### Short task
Write out all of the entries exactly, please.

### Given entries
════

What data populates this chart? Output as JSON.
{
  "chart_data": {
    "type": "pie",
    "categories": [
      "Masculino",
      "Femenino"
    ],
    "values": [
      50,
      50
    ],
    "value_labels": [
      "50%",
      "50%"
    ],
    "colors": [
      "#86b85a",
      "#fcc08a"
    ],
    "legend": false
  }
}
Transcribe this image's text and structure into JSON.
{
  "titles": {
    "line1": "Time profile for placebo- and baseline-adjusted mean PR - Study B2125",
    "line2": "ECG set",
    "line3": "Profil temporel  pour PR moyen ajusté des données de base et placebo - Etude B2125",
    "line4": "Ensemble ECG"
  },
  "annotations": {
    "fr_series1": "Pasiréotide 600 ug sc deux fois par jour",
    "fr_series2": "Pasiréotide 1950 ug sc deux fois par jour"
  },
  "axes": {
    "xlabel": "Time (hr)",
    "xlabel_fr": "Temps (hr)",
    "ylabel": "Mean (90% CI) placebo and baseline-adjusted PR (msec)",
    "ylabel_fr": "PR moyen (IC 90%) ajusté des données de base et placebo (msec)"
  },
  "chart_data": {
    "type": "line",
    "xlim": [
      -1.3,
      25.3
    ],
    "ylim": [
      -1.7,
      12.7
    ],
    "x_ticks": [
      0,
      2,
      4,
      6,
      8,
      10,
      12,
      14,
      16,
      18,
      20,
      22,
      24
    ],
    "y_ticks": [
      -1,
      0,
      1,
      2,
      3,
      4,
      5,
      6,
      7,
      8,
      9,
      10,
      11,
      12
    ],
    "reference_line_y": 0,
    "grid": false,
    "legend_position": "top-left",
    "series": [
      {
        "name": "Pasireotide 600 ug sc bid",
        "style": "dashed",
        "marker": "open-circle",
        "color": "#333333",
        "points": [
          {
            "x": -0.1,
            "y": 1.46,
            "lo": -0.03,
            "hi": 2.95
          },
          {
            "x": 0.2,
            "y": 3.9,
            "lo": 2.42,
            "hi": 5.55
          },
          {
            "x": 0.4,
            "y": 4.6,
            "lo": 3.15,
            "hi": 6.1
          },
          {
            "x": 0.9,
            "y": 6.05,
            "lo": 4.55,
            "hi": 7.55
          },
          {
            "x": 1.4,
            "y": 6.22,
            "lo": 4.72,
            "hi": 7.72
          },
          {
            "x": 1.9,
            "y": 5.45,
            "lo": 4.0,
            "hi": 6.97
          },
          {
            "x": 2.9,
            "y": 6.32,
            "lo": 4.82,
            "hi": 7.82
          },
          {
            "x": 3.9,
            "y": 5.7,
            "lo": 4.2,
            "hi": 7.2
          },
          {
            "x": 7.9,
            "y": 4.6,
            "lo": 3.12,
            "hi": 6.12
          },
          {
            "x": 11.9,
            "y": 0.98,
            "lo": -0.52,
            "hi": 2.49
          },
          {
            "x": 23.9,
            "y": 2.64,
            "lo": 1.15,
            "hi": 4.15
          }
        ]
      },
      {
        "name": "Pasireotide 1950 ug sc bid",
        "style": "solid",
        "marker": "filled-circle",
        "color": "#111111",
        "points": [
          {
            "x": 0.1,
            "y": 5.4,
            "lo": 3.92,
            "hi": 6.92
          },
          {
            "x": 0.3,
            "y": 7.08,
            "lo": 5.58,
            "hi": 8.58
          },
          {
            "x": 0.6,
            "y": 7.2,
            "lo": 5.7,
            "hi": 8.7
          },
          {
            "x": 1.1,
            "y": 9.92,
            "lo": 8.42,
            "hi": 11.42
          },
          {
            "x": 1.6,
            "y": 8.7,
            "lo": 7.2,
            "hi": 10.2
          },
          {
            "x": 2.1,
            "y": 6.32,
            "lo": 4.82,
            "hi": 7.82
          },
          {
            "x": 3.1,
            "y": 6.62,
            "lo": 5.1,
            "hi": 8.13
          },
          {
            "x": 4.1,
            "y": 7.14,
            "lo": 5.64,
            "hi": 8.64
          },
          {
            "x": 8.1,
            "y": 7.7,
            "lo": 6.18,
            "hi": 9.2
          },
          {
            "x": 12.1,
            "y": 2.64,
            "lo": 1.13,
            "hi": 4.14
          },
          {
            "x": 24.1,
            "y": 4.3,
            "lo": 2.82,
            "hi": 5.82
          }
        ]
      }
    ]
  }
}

════

### Result of this exercise
What data populates this chart? Output as JSON.
{
  "chart_data": {
    "type": "pie",
    "categories": [
      "Masculino",
      "Femenino"
    ],
    "values": [
      50,
      50
    ],
    "value_labels": [
      "50%",
      "50%"
    ],
    "colors": [
      "#86b85a",
      "#fcc08a"
    ],
    "legend": false
  }
}
Transcribe this image's text and structure into JSON.
{
  "titles": {
    "line1": "Time profile for placebo- and baseline-adjusted mean PR - Study B2125",
    "line2": "ECG set",
    "line3": "Profil temporel  pour PR moyen ajusté des données de base et placebo - Etude B2125",
    "line4": "Ensemble ECG"
  },
  "annotations": {
    "fr_series1": "Pasiréotide 600 ug sc deux fois par jour",
    "fr_series2": "Pasiréotide 1950 ug sc deux fois par jour"
  },
  "axes": {
    "xlabel": "Time (hr)",
    "xlabel_fr": "Temps (hr)",
    "ylabel": "Mean (90% CI) placebo and baseline-adjusted PR (msec)",
    "ylabel_fr": "PR moyen (IC 90%) ajusté des données de base et placebo (msec)"
  },
  "chart_data": {
    "type": "line",
    "xlim": [
      -1.3,
      25.3
    ],
    "ylim": [
      -1.7,
      12.7
    ],
    "x_ticks": [
      0,
      2,
      4,
      6,
      8,
      10,
      12,
      14,
      16,
      18,
      20,
      22,
      24
    ],
    "y_ticks": [
      -1,
      0,
      1,
      2,
      3,
      4,
      5,
      6,
      7,
      8,
      9,
      10,
      11,
      12
    ],
    "reference_line_y": 0,
    "grid": false,
    "legend_position": "top-left",
    "series": [
      {
        "name": "Pasireotide 600 ug sc bid",
        "style": "dashed",
        "marker": "open-circle",
        "color": "#333333",
        "points": [
          {
            "x": -0.1,
            "y": 1.46,
            "lo": -0.03,
            "hi": 2.95
          },
          {
            "x": 0.2,
            "y": 3.9,
            "lo": 2.42,
            "hi": 5.55
          },
          {
            "x": 0.4,
            "y": 4.6,
            "lo": 3.15,
            "hi": 6.1
          },
          {
            "x": 0.9,
            "y": 6.05,
            "lo": 4.55,
            "hi": 7.55
          },
          {
            "x": 1.4,
            "y": 6.22,
            "lo": 4.72,
            "hi": 7.72
          },
          {
            "x": 1.9,
            "y": 5.45,
            "lo": 4.0,
            "hi": 6.97
          },
          {
            "x": 2.9,
            "y": 6.32,
            "lo": 4.82,
            "hi": 7.82
          },
          {
            "x": 3.9,
            "y": 5.7,
            "lo": 4.2,
            "hi": 7.2
          },
          {
            "x": 7.9,
            "y": 4.6,
            "lo": 3.12,
            "hi": 6.12
          },
          {
            "x": 11.9,
            "y": 0.98,
            "lo": -0.52,
            "hi": 2.49
          },
          {
            "x": 23.9,
            "y": 2.64,
            "lo": 1.15,
            "hi": 4.15
          }
        ]
      },
      {
        "name": "Pasireotide 1950 ug sc bid",
        "style": "solid",
        "marker": "filled-circle",
        "color": "#111111",
        "points": [
          {
            "x": 0.1,
            "y": 5.4,
            "lo": 3.92,
            "hi": 6.92
          },
          {
            "x": 0.3,
            "y": 7.08,
            "lo": 5.58,
            "hi": 8.58
          },
          {
            "x": 0.6,
            "y": 7.2,
            "lo": 5.7,
            "hi": 8.7
          },
          {
            "x": 1.1,
            "y": 9.92,
            "lo": 8.42,
            "hi": 11.42
          },
          {
            "x": 1.6,
            "y": 8.7,
            "lo": 7.2,
            "hi": 10.2
          },
          {
            "x": 2.1,
            "y": 6.32,
            "lo": 4.82,
            "hi": 7.82
          },
          {
            "x": 3.1,
            "y": 6.62,
            "lo": 5.1,
            "hi": 8.13
          },
          {
            "x": 4.1,
            "y": 7.14,
            "lo": 5.64,
            "hi": 8.64
          },
          {
            "x": 8.1,
            "y": 7.7,
            "lo": 6.18,
            "hi": 9.2
          },
          {
            "x": 12.1,
            "y": 2.64,
            "lo": 1.13,
            "hi": 4.14
          },
          {
            "x": 24.1,
            "y": 4.3,
            "lo": 2.82,
            "hi": 5.82
          }
        ]
      }
    ]
  }
}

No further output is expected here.